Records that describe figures
────

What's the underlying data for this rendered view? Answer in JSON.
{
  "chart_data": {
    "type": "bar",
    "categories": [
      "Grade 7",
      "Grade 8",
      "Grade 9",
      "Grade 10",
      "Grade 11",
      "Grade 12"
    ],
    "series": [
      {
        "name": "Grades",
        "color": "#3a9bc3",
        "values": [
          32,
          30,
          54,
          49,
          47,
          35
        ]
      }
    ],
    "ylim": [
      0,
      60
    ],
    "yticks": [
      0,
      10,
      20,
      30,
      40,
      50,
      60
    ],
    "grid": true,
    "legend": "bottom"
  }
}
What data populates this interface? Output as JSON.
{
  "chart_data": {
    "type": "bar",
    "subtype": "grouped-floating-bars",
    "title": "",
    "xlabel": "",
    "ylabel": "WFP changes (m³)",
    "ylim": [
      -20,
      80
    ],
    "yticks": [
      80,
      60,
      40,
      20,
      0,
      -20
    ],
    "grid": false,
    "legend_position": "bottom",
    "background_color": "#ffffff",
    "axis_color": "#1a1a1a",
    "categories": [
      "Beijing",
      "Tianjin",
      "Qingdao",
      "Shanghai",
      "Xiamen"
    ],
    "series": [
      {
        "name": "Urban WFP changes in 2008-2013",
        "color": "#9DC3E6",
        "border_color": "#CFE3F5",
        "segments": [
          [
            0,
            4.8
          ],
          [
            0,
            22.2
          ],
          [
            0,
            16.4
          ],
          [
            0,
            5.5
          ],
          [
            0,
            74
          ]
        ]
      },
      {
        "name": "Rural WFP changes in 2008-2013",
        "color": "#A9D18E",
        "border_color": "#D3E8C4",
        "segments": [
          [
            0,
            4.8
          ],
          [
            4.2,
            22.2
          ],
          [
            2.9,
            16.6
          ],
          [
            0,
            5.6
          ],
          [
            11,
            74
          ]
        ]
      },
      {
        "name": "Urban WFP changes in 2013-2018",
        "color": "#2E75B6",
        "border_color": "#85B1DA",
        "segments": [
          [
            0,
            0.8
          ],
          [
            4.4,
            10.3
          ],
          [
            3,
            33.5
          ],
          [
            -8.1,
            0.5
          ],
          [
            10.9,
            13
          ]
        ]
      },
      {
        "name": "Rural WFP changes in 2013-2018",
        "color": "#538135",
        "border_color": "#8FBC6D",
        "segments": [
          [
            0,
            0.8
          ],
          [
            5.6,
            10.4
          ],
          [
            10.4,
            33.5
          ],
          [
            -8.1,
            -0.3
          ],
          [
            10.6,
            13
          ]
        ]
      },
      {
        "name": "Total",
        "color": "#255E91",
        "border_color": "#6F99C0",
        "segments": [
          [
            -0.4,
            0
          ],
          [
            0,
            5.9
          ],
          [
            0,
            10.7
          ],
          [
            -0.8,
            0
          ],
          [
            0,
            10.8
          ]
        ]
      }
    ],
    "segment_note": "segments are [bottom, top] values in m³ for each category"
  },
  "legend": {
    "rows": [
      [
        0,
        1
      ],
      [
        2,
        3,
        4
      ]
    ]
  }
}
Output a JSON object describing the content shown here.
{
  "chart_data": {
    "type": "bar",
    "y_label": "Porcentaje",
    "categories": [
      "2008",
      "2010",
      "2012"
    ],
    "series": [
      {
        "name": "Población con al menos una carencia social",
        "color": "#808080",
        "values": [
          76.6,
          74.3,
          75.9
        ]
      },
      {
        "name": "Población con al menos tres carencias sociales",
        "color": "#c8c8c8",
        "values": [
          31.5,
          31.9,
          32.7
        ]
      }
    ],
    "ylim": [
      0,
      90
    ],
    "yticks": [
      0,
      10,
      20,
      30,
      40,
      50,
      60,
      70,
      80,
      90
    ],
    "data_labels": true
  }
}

────

DIRECTIONS FOR THIS TASK: Reply with one number only: how many lines of the listing hold "Población"?

RESPONSE TO THE EXERCISE: 2